Reproduce every entry exactly, without alteration.

____ TASK DATA

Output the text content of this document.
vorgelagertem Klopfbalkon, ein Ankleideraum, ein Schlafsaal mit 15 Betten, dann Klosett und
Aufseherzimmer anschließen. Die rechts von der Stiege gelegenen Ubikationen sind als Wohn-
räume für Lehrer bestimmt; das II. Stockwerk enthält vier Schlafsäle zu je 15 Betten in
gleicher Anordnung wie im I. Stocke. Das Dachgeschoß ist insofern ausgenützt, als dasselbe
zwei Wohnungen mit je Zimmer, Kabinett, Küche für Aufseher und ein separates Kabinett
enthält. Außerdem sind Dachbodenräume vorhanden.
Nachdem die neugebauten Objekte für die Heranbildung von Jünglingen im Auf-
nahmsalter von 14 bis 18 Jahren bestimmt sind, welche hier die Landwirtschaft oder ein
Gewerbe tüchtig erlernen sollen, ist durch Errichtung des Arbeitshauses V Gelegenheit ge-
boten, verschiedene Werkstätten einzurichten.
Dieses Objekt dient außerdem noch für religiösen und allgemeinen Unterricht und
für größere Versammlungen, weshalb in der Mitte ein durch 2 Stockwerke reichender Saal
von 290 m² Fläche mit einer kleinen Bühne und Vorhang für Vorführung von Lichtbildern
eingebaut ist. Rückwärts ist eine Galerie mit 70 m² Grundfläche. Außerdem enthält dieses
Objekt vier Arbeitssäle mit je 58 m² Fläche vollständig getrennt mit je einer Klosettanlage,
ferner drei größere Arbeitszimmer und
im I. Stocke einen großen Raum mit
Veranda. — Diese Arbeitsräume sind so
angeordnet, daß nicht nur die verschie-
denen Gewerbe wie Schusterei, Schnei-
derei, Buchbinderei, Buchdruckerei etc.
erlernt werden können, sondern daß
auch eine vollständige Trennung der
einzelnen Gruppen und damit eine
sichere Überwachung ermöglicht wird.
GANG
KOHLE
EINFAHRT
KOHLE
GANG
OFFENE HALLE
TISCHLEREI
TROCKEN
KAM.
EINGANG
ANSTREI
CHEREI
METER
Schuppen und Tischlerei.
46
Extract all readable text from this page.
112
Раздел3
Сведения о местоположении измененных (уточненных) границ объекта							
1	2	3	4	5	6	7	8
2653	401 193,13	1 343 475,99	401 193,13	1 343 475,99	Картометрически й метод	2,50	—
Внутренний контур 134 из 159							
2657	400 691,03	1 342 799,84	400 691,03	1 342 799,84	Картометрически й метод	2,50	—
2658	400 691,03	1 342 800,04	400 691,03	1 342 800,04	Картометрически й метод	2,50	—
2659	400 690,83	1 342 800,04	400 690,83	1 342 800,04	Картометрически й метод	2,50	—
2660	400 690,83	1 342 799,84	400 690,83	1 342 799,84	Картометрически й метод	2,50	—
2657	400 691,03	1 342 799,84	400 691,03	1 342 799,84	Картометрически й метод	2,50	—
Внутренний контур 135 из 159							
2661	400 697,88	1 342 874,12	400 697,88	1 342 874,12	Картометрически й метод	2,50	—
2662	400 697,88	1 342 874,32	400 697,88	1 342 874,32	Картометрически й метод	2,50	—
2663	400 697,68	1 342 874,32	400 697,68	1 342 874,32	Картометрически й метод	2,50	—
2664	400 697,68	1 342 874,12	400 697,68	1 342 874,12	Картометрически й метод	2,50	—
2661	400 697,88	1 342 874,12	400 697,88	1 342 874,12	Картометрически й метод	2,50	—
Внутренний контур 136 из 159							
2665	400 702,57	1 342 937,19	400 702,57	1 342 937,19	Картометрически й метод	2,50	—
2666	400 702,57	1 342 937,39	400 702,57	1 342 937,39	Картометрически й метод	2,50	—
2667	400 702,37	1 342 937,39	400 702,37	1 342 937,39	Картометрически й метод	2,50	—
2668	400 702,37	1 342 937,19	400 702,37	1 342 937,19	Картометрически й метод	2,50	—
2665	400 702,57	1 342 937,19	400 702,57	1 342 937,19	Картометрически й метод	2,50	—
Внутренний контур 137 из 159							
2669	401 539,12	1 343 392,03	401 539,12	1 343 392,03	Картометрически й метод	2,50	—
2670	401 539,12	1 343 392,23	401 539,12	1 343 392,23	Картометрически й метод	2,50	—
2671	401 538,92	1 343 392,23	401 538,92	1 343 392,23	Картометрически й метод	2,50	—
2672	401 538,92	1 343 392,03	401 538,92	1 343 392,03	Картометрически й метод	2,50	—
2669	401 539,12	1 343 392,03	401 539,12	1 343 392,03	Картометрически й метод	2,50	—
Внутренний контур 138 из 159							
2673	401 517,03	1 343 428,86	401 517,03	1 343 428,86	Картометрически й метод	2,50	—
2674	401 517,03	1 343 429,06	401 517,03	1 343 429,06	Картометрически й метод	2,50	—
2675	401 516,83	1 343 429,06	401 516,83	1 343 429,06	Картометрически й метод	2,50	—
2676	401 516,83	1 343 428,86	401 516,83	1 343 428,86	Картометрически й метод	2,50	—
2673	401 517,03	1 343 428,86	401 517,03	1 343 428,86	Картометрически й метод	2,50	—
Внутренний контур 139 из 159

________

**REPLY**
Output the text content of this document.
vorgelagertem Klopfbalkon, ein Ankleideraum, ein Schlafsaal mit 15 Betten, dann Klosett und
Aufseherzimmer anschließen. Die rechts von der Stiege gelegenen Ubikationen sind als Wohn-
räume für Lehrer bestimmt; das II. Stockwerk enthält vier Schlafsäle zu je 15 Betten in
gleicher Anordnung wie im I. Stocke. Das Dachgeschoß ist insofern ausgenützt, als dasselbe
zwei Wohnungen mit je Zimmer, Kabinett, Küche für Aufseher und ein separates Kabinett
enthält. Außerdem sind Dachbodenräume vorhanden.
Nachdem die neugebauten Objekte für die Heranbildung von Jünglingen im Auf-
nahmsalter von 14 bis 18 Jahren bestimmt sind, welche hier die Landwirtschaft oder ein
Gewerbe tüchtig erlernen sollen, ist durch Errichtung des Arbeitshauses V Gelegenheit ge-
boten, verschiedene Werkstätten einzurichten.
Dieses Objekt dient außerdem noch für religiösen und allgemeinen Unterricht und
für größere Versammlungen, weshalb in der Mitte ein durch 2 Stockwerke reichender Saal
von 290 m² Fläche mit einer kleinen Bühne und Vorhang für Vorführung von Lichtbildern
eingebaut ist. Rückwärts ist eine Galerie mit 70 m² Grundfläche. Außerdem enthält dieses
Objekt vier Arbeitssäle mit je 58 m² Fläche vollständig getrennt mit je einer Klosettanlage,
ferner drei größere Arbeitszimmer und
im I. Stocke einen großen Raum mit
Veranda. — Diese Arbeitsräume sind so
angeordnet, daß nicht nur die verschie-
denen Gewerbe wie Schusterei, Schnei-
derei, Buchbinderei, Buchdruckerei etc.
erlernt werden können, sondern daß
auch eine vollständige Trennung der
einzelnen Gruppen und damit eine
sichere Überwachung ermöglicht wird.
GANG
KOHLE
EINFAHRT
KOHLE
GANG
OFFENE HALLE
TISCHLEREI
TROCKEN
KAM.
EINGANG
ANSTREI
CHEREI
METER
Schuppen und Tischlerei.
46
Extract all readable text from this page.
112
Раздел3
Сведения о местоположении измененных (уточненных) границ объекта							
1	2	3	4	5	6	7	8
2653	401 193,13	1 343 475,99	401 193,13	1 343 475,99	Картометрически й метод	2,50	—
Внутренний контур 134 из 159							
2657	400 691,03	1 342 799,84	400 691,03	1 342 799,84	Картометрически й метод	2,50	—
2658	400 691,03	1 342 800,04	400 691,03	1 342 800,04	Картометрически й метод	2,50	—
2659	400 690,83	1 342 800,04	400 690,83	1 342 800,04	Картометрически й метод	2,50	—
2660	400 690,83	1 342 799,84	400 690,83	1 342 799,84	Картометрически й метод	2,50	—
2657	400 691,03	1 342 799,84	400 691,03	1 342 799,84	Картометрически й метод	2,50	—
Внутренний контур 135 из 159							
2661	400 697,88	1 342 874,12	400 697,88	1 342 874,12	Картометрически й метод	2,50	—
2662	400 697,88	1 342 874,32	400 697,88	1 342 874,32	Картометрически й метод	2,50	—
2663	400 697,68	1 342 874,32	400 697,68	1 342 874,32	Картометрически й метод	2,50	—
2664	400 697,68	1 342 874,12	400 697,68	1 342 874,12	Картометрически й метод	2,50	—
2661	400 697,88	1 342 874,12	400 697,88	1 342 874,12	Картометрически й метод	2,50	—
Внутренний контур 136 из 159							
2665	400 702,57	1 342 937,19	400 702,57	1 342 937,19	Картометрически й метод	2,50	—
2666	400 702,57	1 342 937,39	400 702,57	1 342 937,39	Картометрически й метод	2,50	—
2667	400 702,37	1 342 937,39	400 702,37	1 342 937,39	Картометрически й метод	2,50	—
2668	400 702,37	1 342 937,19	400 702,37	1 342 937,19	Картометрически й метод	2,50	—
2665	400 702,57	1 342 937,19	400 702,57	1 342 937,19	Картометрически й метод	2,50	—
Внутренний контур 137 из 159							
2669	401 539,12	1 343 392,03	401 539,12	1 343 392,03	Картометрически й метод	2,50	—
2670	401 539,12	1 343 392,23	401 539,12	1 343 392,23	Картометрически й метод	2,50	—
2671	401 538,92	1 343 392,23	401 538,92	1 343 392,23	Картометрически й метод	2,50	—
2672	401 538,92	1 343 392,03	401 538,92	1 343 392,03	Картометрически й метод	2,50	—
2669	401 539,12	1 343 392,03	401 539,12	1 343 392,03	Картометрически й метод	2,50	—
Внутренний контур 138 из 159							
2673	401 517,03	1 343 428,86	401 517,03	1 343 428,86	Картометрически й метод	2,50	—
2674	401 517,03	1 343 429,06	401 517,03	1 343 429,06	Картометрически й метод	2,50	—
2675	401 516,83	1 343 429,06	401 516,83	1 343 429,06	Картометрически й метод	2,50	—
2676	401 516,83	1 343 428,86	401 516,83	1 343 428,86	Картометрически й метод	2,50	—
2673	401 517,03	1 343 428,86	401 517,03	1 343 428,86	Картометрически й метод	2,50	—
Внутренний контур 139 из 159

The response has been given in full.